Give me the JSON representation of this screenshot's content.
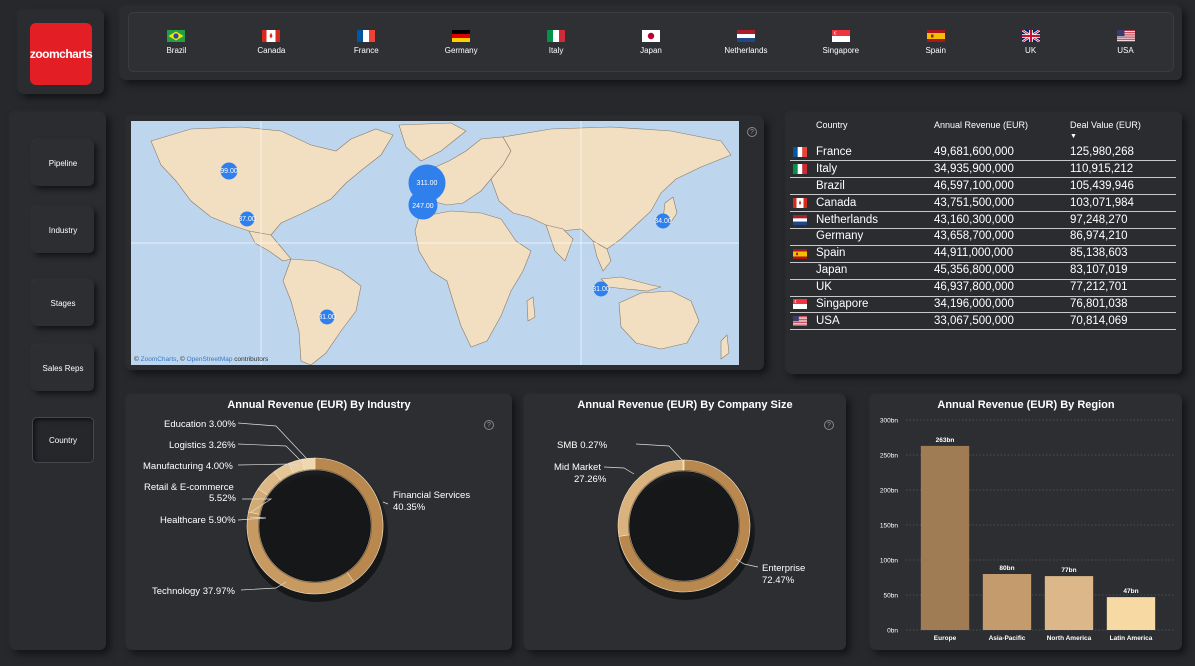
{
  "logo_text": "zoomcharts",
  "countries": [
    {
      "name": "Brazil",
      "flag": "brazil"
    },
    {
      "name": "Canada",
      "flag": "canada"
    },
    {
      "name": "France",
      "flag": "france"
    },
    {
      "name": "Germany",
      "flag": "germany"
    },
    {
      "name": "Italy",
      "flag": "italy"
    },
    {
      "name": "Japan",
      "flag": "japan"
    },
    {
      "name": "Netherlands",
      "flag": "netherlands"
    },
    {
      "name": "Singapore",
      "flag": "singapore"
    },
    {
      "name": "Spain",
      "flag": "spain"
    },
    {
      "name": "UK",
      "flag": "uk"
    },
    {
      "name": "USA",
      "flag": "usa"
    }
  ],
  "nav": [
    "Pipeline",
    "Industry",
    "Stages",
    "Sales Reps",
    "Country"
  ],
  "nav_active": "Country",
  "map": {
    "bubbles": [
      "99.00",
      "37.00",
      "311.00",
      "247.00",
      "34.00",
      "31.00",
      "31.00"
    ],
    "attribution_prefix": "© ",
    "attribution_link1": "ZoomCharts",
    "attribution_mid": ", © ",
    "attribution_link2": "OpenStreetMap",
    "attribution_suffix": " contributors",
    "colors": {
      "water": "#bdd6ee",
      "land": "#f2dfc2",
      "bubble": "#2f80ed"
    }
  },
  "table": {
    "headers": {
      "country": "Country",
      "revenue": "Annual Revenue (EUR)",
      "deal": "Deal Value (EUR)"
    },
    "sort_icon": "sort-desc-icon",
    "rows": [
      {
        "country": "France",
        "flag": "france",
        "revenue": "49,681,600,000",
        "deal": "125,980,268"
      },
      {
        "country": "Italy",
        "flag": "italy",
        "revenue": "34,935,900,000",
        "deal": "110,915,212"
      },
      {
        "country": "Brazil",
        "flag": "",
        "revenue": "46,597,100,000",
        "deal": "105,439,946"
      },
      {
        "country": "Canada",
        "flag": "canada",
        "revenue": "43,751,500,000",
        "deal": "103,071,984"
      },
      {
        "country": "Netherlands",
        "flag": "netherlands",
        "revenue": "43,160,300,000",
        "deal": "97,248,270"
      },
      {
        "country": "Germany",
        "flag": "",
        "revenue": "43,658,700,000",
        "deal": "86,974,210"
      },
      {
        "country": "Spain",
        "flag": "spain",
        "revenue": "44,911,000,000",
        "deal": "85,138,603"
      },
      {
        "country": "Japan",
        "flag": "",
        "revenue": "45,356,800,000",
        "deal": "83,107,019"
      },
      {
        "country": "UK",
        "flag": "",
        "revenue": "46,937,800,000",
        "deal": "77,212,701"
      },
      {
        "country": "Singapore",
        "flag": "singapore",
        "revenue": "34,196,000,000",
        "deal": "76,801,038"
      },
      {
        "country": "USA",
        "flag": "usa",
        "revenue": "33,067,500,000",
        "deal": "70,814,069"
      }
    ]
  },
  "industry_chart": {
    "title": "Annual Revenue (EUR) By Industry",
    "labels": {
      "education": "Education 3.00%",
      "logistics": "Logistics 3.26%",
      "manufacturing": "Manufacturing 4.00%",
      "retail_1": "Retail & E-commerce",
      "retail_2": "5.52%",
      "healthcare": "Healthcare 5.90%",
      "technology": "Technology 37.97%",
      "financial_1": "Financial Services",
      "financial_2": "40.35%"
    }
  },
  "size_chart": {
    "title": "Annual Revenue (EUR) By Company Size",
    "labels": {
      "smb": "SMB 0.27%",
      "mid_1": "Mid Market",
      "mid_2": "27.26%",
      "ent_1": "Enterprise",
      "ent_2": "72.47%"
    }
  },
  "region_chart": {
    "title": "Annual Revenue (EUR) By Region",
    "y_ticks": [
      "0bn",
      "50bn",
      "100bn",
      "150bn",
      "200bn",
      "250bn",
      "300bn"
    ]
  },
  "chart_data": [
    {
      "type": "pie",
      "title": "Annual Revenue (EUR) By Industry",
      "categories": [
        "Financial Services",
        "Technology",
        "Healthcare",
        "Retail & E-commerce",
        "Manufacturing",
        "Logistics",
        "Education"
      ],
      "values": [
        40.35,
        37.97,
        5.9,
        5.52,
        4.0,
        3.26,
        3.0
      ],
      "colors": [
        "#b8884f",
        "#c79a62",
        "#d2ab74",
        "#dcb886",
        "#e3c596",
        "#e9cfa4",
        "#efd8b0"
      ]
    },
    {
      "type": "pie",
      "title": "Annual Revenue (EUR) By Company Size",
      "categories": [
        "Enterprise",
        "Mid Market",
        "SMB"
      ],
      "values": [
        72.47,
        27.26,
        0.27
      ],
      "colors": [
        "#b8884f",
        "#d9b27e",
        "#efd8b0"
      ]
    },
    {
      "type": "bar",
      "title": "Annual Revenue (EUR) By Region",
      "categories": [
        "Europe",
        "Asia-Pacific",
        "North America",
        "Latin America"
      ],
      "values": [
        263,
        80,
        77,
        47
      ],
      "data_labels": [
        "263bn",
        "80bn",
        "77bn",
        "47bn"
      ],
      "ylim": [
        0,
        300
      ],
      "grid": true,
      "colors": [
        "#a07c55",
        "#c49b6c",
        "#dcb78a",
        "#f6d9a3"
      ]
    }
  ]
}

•••••

* **Problem to work on**: Write out every line above exactly as it is, leaving out the pictures.

* **Exercise result**:
Give me the JSON representation of this screenshot's content.
{
  "logo_text": "zoomcharts",
  "countries": [
    {
      "name": "Brazil",
      "flag": "brazil"
    },
    {
      "name": "Canada",
      "flag": "canada"
    },
    {
      "name": "France",
      "flag": "france"
    },
    {
      "name": "Germany",
      "flag": "germany"
    },
    {
      "name": "Italy",
      "flag": "italy"
    },
    {
      "name": "Japan",
      "flag": "japan"
    },
    {
      "name": "Netherlands",
      "flag": "netherlands"
    },
    {
      "name": "Singapore",
      "flag": "singapore"
    },
    {
      "name": "Spain",
      "flag": "spain"
    },
    {
      "name": "UK",
      "flag": "uk"
    },
    {
      "name": "USA",
      "flag": "usa"
    }
  ],
  "nav": [
    "Pipeline",
    "Industry",
    "Stages",
    "Sales Reps",
    "Country"
  ],
  "nav_active": "Country",
  "map": {
    "bubbles": [
      "99.00",
      "37.00",
      "311.00",
      "247.00",
      "34.00",
      "31.00",
      "31.00"
    ],
    "attribution_prefix": "© ",
    "attribution_link1": "ZoomCharts",
    "attribution_mid": ", © ",
    "attribution_link2": "OpenStreetMap",
    "attribution_suffix": " contributors",
    "colors": {
      "water": "#bdd6ee",
      "land": "#f2dfc2",
      "bubble": "#2f80ed"
    }
  },
  "table": {
    "headers": {
      "country": "Country",
      "revenue": "Annual Revenue (EUR)",
      "deal": "Deal Value (EUR)"
    },
    "sort_icon": "sort-desc-icon",
    "rows": [
      {
        "country": "France",
        "flag": "france",
        "revenue": "49,681,600,000",
        "deal": "125,980,268"
      },
      {
        "country": "Italy",
        "flag": "italy",
        "revenue": "34,935,900,000",
        "deal": "110,915,212"
      },
      {
        "country": "Brazil",
        "flag": "",
        "revenue": "46,597,100,000",
        "deal": "105,439,946"
      },
      {
        "country": "Canada",
        "flag": "canada",
        "revenue": "43,751,500,000",
        "deal": "103,071,984"
      },
      {
        "country": "Netherlands",
        "flag": "netherlands",
        "revenue": "43,160,300,000",
        "deal": "97,248,270"
      },
      {
        "country": "Germany",
        "flag": "",
        "revenue": "43,658,700,000",
        "deal": "86,974,210"
      },
      {
        "country": "Spain",
        "flag": "spain",
        "revenue": "44,911,000,000",
        "deal": "85,138,603"
      },
      {
        "country": "Japan",
        "flag": "",
        "revenue": "45,356,800,000",
        "deal": "83,107,019"
      },
      {
        "country": "UK",
        "flag": "",
        "revenue": "46,937,800,000",
        "deal": "77,212,701"
      },
      {
        "country": "Singapore",
        "flag": "singapore",
        "revenue": "34,196,000,000",
        "deal": "76,801,038"
      },
      {
        "country": "USA",
        "flag": "usa",
        "revenue": "33,067,500,000",
        "deal": "70,814,069"
      }
    ]
  },
  "industry_chart": {
    "title": "Annual Revenue (EUR) By Industry",
    "labels": {
      "education": "Education 3.00%",
      "logistics": "Logistics 3.26%",
      "manufacturing": "Manufacturing 4.00%",
      "retail_1": "Retail & E-commerce",
      "retail_2": "5.52%",
      "healthcare": "Healthcare 5.90%",
      "technology": "Technology 37.97%",
      "financial_1": "Financial Services",
      "financial_2": "40.35%"
    }
  },
  "size_chart": {
    "title": "Annual Revenue (EUR) By Company Size",
    "labels": {
      "smb": "SMB 0.27%",
      "mid_1": "Mid Market",
      "mid_2": "27.26%",
      "ent_1": "Enterprise",
      "ent_2": "72.47%"
    }
  },
  "region_chart": {
    "title": "Annual Revenue (EUR) By Region",
    "y_ticks": [
      "0bn",
      "50bn",
      "100bn",
      "150bn",
      "200bn",
      "250bn",
      "300bn"
    ]
  },
  "chart_data": [
    {
      "type": "pie",
      "title": "Annual Revenue (EUR) By Industry",
      "categories": [
        "Financial Services",
        "Technology",
        "Healthcare",
        "Retail & E-commerce",
        "Manufacturing",
        "Logistics",
        "Education"
      ],
      "values": [
        40.35,
        37.97,
        5.9,
        5.52,
        4.0,
        3.26,
        3.0
      ],
      "colors": [
        "#b8884f",
        "#c79a62",
        "#d2ab74",
        "#dcb886",
        "#e3c596",
        "#e9cfa4",
        "#efd8b0"
      ]
    },
    {
      "type": "pie",
      "title": "Annual Revenue (EUR) By Company Size",
      "categories": [
        "Enterprise",
        "Mid Market",
        "SMB"
      ],
      "values": [
        72.47,
        27.26,
        0.27
      ],
      "colors": [
        "#b8884f",
        "#d9b27e",
        "#efd8b0"
      ]
    },
    {
      "type": "bar",
      "title": "Annual Revenue (EUR) By Region",
      "categories": [
        "Europe",
        "Asia-Pacific",
        "North America",
        "Latin America"
      ],
      "values": [
        263,
        80,
        77,
        47
      ],
      "data_labels": [
        "263bn",
        "80bn",
        "77bn",
        "47bn"
      ],
      "ylim": [
        0,
        300
      ],
      "grid": true,
      "colors": [
        "#a07c55",
        "#c49b6c",
        "#dcb78a",
        "#f6d9a3"
      ]
    }
  ]
}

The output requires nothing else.